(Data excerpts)
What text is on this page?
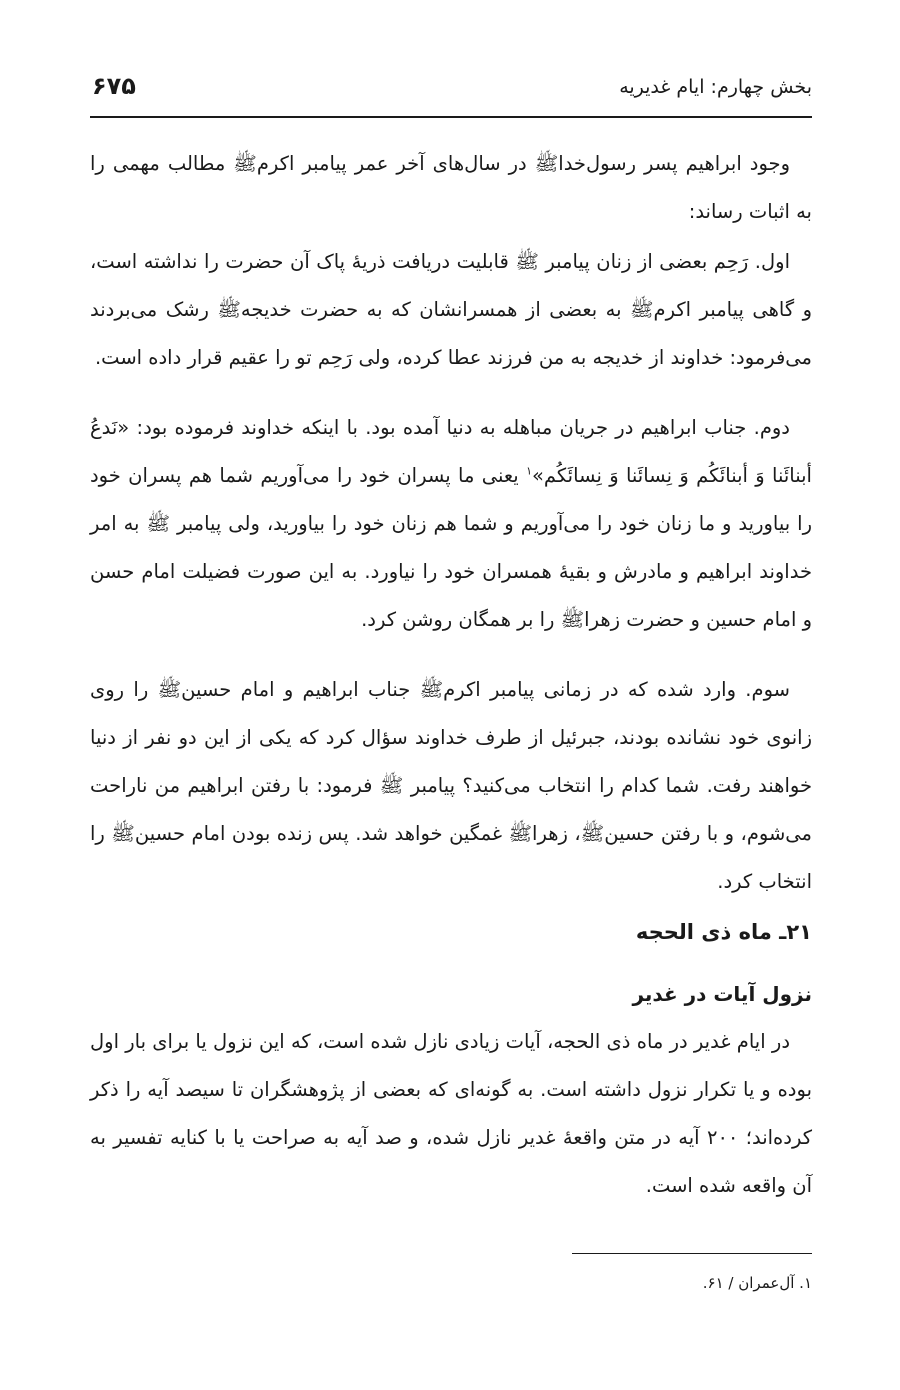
بخش چهارم: ایام غدیریه
۶۷۵

وجود ابراهیم پسر رسول‌خداﷺ در سال‌های آخر عمر پیامبر اکرمﷺ مطالب مهمی را به اثبات رساند:

اول. رَحِم بعضی از زنان پیامبر ﷺ قابلیت دریافت ذریهٔ پاک آن حضرت را نداشته است، و گاهی پیامبر اکرمﷺ به بعضی از همسرانشان که به حضرت خدیجه‌ﷺ رشک می‌بردند می‌فرمود: خداوند از خدیجه به من فرزند عطا کرده، ولی رَحِم تو را عقیم قرار داده است.

دوم. جناب ابراهیم در جریان مباهله به دنیا آمده بود. با اینکه خداوند فرموده بود: «نَدعُ أبنائَنا وَ أبنائَکُم وَ نِسائَنا وَ نِسائَکُم»$^۱$ یعنی ما پسران خود را می‌آوریم شما هم پسران خود را بیاورید و ما زنان خود را می‌آوریم و شما هم زنان خود را بیاورید، ولی پیامبر ﷺ به امر خداوند ابراهیم و مادرش و بقیهٔ همسران خود را نیاورد. به این صورت فضیلت امام حسن و امام حسین و حضرت زهراﷺ را بر همگان روشن کرد.

سوم. وارد شده که در زمانی پیامبر اکرمﷺ جناب ابراهیم و امام حسینﷺ را روی زانوی خود نشانده بودند، جبرئیل از طرف خداوند سؤال کرد که یکی از این دو نفر از دنیا خواهند رفت. شما کدام را انتخاب می‌کنید؟ پیامبر ﷺ فرمود: با رفتن ابراهیم من ناراحت می‌شوم، و با رفتن حسینﷺ، زهراﷺ غمگین خواهد شد. پس زنده بودن امام حسینﷺ را انتخاب کرد.

۲۱ـ ماه ذی الحجه
نزول آیات در غدیر

در ایام غدیر در ماه ذی الحجه، آیات زیادی نازل شده است، که این نزول یا برای بار اول بوده و یا تکرار نزول داشته است. به گونه‌ای که بعضی از پژوهشگران تا سیصد آیه را ذکر کرده‌اند؛ ۲۰۰ آیه در متن واقعهٔ غدیر نازل شده، و صد آیه به صراحت یا با کنایه تفسیر به آن واقعه شده است.

۱. آل‌عمران / ۶۱.
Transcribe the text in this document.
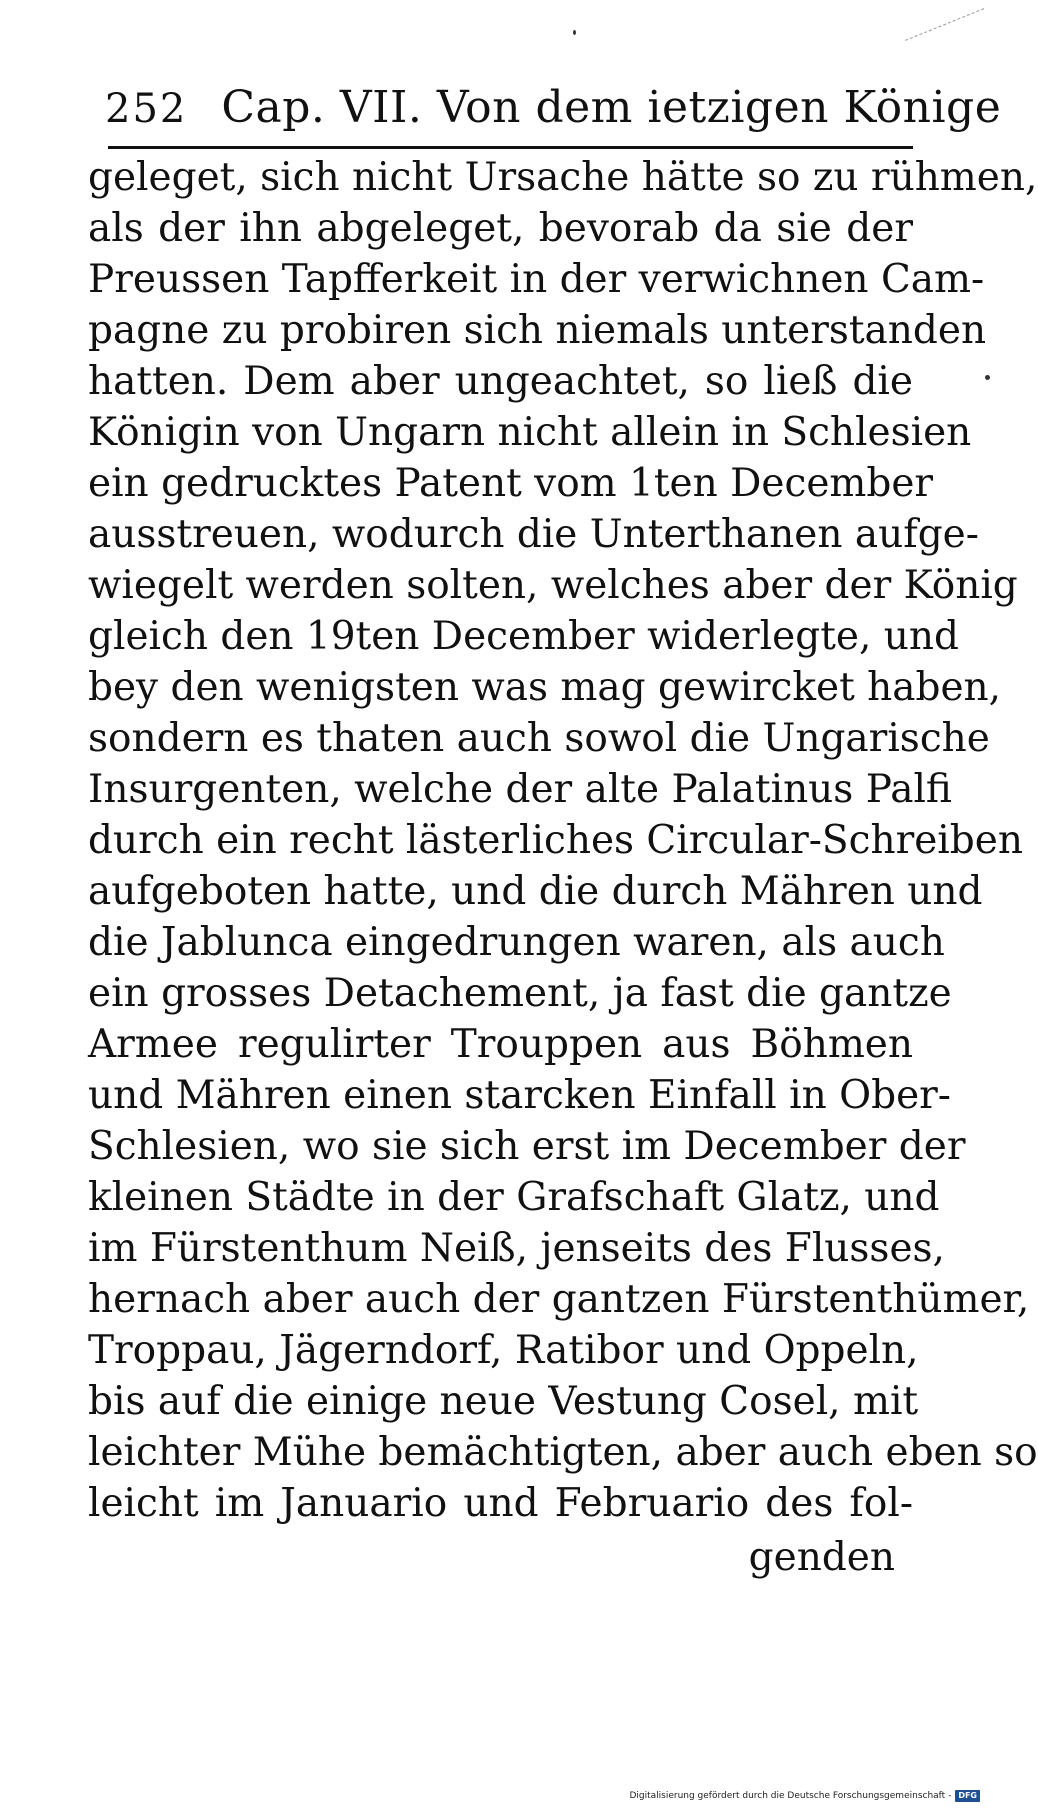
252 Cap. VII. Von dem ietzigen Könige
geleget, sich nicht Ursache hätte so zu rühmen,
als der ihn abgeleget, bevorab da sie der
Preussen Tapfferkeit in der verwichnen Cam-
pagne zu probiren sich niemals unterstanden
hatten. Dem aber ungeachtet, so ließ die
Königin von Ungarn nicht allein in Schlesien
ein gedrucktes Patent vom 1ten December
ausstreuen, wodurch die Unterthanen aufge-
wiegelt werden solten, welches aber der König
gleich den 19ten December widerlegte, und
bey den wenigsten was mag gewircket haben,
sondern es thaten auch sowol die Ungarische
Insurgenten, welche der alte Palatinus Palfi
durch ein recht lästerliches Circular-Schreiben
aufgeboten hatte, und die durch Mähren und
die Jablunca eingedrungen waren, als auch
ein grosses Detachement, ja fast die gantze
Armee regulirter Trouppen aus Böhmen
und Mähren einen starcken Einfall in Ober-
Schlesien, wo sie sich erst im December der
kleinen Städte in der Grafschaft Glatz, und
im Fürstenthum Neiß, jenseits des Flusses,
hernach aber auch der gantzen Fürstenthümer,
Troppau, Jägerndorf, Ratibor und Oppeln,
bis auf die einige neue Vestung Cosel, mit
leichter Mühe bemächtigten, aber auch eben so
leicht im Januario und Februario des fol-
genden
Digitalisierung gefördert durch die Deutsche Forschungsgemeinschaft - DFG
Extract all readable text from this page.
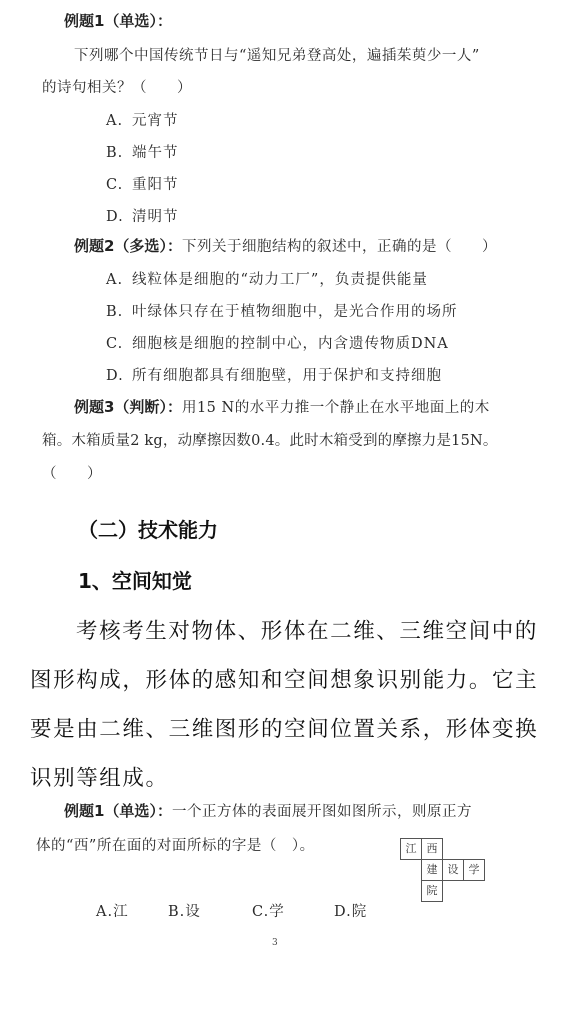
例题1（单选）：
下列哪个中国传统节日与“遥知兄弟登高处，遍插茱萸少一人”
的诗句相关？（　　）
A. 元宵节
B. 端午节
C. 重阳节
D. 清明节
例题2（多选）：下列关于细胞结构的叙述中，正确的是（　　）
A. 线粒体是细胞的“动力工厂”，负责提供能量
B. 叶绿体只存在于植物细胞中，是光合作用的场所
C. 细胞核是细胞的控制中心，内含遗传物质DNA
D. 所有细胞都具有细胞壁，用于保护和支持细胞
例题3（判断）：用15 N的水平力推一个静止在水平地面上的木
箱。木箱质量2 kg，动摩擦因数0.4。此时木箱受到的摩擦力是15N。
（　　）
（二）技术能力
1、空间知觉
考核考生对物体、形体在二维、三维空间中的
图形构成，形体的感知和空间想象识别能力。它主
要是由二维、三维图形的空间位置关系，形体变换
识别等组成。
例题1（单选）：一个正方体的表面展开图如图所示，则原正方
体的“西”所在面的对面所标的字是（　）。	江 西
建 设 学
院
A.江	B.设	C.学	D.院
3
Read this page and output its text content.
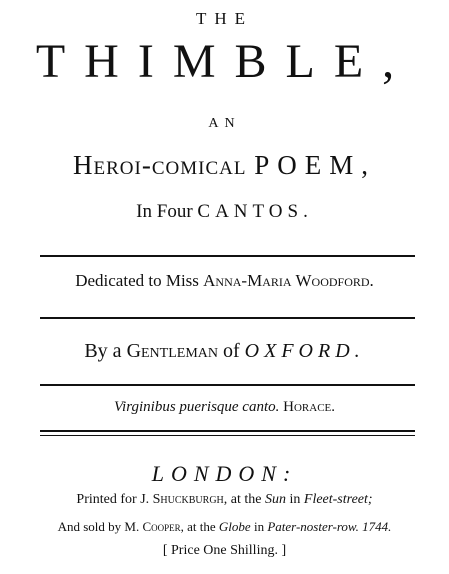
THE
THIMBLE,
AN
Heroi-comical POEM,
In Four CANTOS.
Dedicated to Miss Anna-Maria Woodford.
By a Gentleman of OXFORD.
Virginibus puerisque canto. Horace.
LONDON:
Printed for J. Shuckburgh, at the Sun in Fleet-street;
And sold by M. Cooper, at the Globe in Pater-noster-row. 1744.
[ Price One Shilling. ]
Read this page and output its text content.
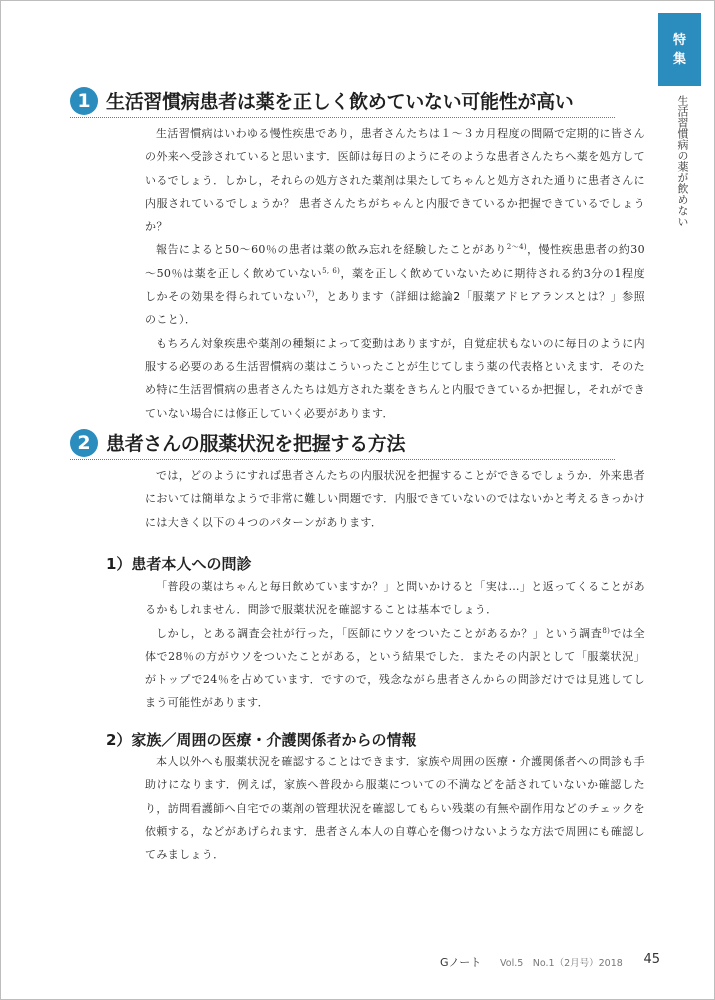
特
集
生活習慣病の薬が飲めない
1 生活習慣病患者は薬を正しく飲めていない可能性が高い

生活習慣病はいわゆる慢性疾患であり，患者さんたちは１～３カ月程度の間隔で定期的に皆さんの外来へ受診されていると思います．医師は毎日のようにそのような患者さんたちへ薬を処方しているでしょう．しかし，それらの処方された薬剤は果たしてちゃんと処方された通りに患者さんに内服されているでしょうか？ 患者さんたちがちゃんと内服できているか把握できているでしょうか？

報告によると50～60％の患者は薬の飲み忘れを経験したことがあり$^{2\sim 4)}$，慢性疾患患者の約30～50％は薬を正しく飲めていない$^{5, 6)}$，薬を正しく飲めていないために期待される約3分の1程度しかその効果を得られていない$^{7)}$，とあります（詳細は総論2「服薬アドヒアランスとは？」参照のこと）．

もちろん対象疾患や薬剤の種類によって変動はありますが，自覚症状もないのに毎日のように内服する必要のある生活習慣病の薬はこういったことが生じてしまう薬の代表格といえます．そのため特に生活習慣病の患者さんたちは処方された薬をきちんと内服できているか把握し，それができていない場合には修正していく必要があります．

2 患者さんの服薬状況を把握する方法

では，どのようにすれば患者さんたちの内服状況を把握することができるでしょうか．外来患者においては簡単なようで非常に難しい問題です．内服できていないのではないかと考えるきっかけには大きく以下の４つのパターンがあります．

1）患者本人への問診

「普段の薬はちゃんと毎日飲めていますか？」と問いかけると「実は…」と返ってくることがあるかもしれません．問診で服薬状況を確認することは基本でしょう．

しかし，とある調査会社が行った，「医師にウソをついたことがあるか？」という調査$^{8)}$では全体で28％の方がウソをついたことがある，という結果でした．またその内訳として「服薬状況」がトップで24％を占めています．ですので，残念ながら患者さんからの問診だけでは見逃してしまう可能性があります．

2）家族／周囲の医療・介護関係者からの情報

本人以外へも服薬状況を確認することはできます．家族や周囲の医療・介護関係者への問診も手助けになります．例えば，家族へ普段から服薬についての不満などを話されていないか確認したり，訪問看護師へ自宅での薬剤の管理状況を確認してもらい残薬の有無や副作用などのチェックを依頼する，などがあげられます．患者さん本人の自尊心を傷つけないような方法で周囲にも確認してみましょう．

Gノート Vol.5　No.1（2月号）2018 45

To do =>
From the listing, copy every line where the string "this" appears.

Output of the task =>
What text is on this page?
Transcribe the text in this document.
Extract all readable text from this page.
Read this page and output its text content.
Read this page and output its text content.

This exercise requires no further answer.